(Material):
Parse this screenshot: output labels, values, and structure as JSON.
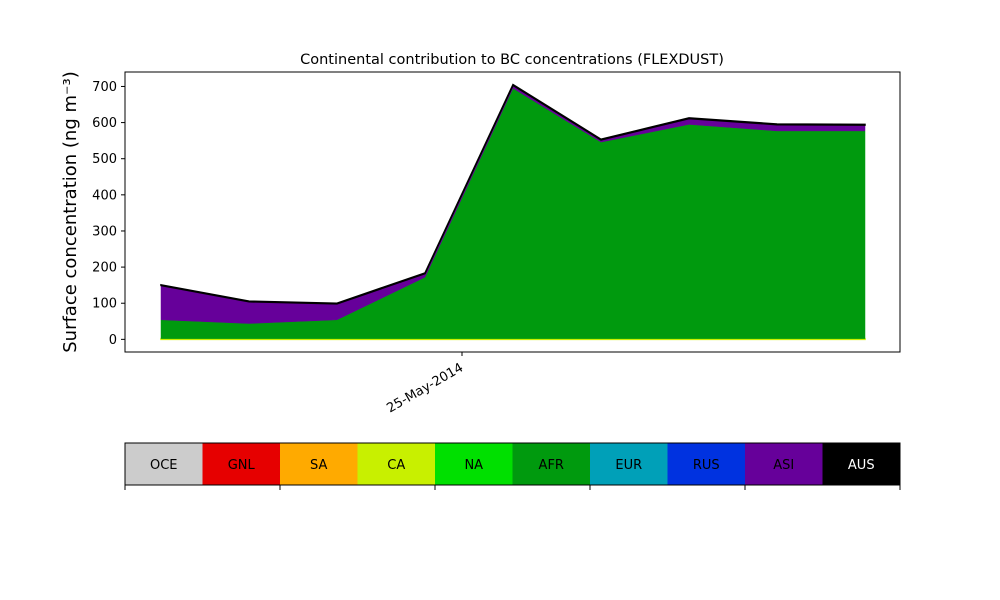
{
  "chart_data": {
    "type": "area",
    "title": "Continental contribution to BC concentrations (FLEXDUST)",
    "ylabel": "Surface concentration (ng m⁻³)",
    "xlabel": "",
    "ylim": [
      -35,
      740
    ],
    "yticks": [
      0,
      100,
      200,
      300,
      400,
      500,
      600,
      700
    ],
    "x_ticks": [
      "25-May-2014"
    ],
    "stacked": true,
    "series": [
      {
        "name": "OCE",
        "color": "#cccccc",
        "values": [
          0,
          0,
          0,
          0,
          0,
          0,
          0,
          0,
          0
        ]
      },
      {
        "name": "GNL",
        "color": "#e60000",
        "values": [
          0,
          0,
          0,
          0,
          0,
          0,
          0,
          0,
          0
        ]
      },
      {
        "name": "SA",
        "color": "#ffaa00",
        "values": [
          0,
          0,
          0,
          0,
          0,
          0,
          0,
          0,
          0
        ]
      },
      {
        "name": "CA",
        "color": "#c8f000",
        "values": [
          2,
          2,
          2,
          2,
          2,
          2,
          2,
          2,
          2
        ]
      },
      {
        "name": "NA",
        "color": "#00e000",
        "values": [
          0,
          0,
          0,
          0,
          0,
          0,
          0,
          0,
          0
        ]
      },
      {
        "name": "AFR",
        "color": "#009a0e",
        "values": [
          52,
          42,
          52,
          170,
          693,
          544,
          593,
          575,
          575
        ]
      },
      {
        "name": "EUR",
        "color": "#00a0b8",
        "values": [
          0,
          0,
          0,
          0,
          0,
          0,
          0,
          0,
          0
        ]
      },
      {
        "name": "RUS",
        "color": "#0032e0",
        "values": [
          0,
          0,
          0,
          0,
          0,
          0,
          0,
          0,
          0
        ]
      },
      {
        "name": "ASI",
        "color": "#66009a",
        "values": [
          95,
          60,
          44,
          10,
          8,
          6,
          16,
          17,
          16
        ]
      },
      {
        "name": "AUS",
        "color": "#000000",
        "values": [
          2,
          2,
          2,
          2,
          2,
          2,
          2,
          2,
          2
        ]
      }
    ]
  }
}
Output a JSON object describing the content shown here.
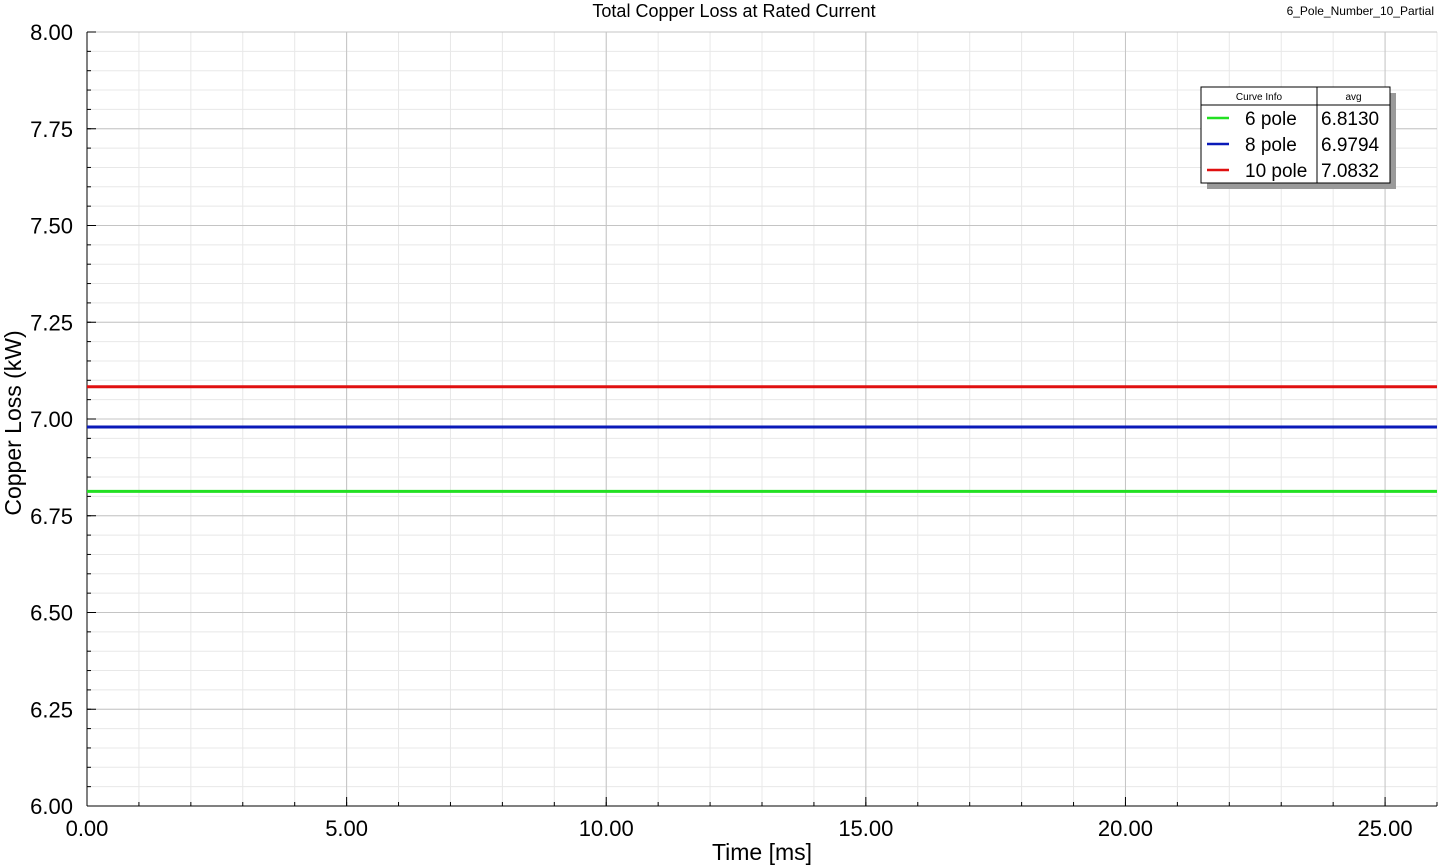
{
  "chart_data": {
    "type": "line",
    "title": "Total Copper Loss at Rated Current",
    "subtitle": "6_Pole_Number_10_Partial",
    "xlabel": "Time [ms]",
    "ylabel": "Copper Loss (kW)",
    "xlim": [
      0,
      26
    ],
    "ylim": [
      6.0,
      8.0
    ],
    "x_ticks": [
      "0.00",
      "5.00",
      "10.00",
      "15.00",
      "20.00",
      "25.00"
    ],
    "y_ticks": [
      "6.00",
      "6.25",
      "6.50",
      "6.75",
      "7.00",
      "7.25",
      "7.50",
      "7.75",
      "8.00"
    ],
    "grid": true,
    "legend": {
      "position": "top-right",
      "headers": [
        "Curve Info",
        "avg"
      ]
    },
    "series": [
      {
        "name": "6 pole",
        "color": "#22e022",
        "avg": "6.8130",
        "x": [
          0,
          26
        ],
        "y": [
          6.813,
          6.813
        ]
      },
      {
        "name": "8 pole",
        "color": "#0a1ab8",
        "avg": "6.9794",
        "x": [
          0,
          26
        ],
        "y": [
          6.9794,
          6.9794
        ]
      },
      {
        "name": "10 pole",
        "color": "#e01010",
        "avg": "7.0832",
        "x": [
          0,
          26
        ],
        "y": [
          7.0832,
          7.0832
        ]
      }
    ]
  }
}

(What you are asked to do): Return, from the data, each line that has the word "Loss" in it.

(Task solution):
    "title": "Total Copper Loss at Rated Current",
    "ylabel": "Copper Loss (kW)",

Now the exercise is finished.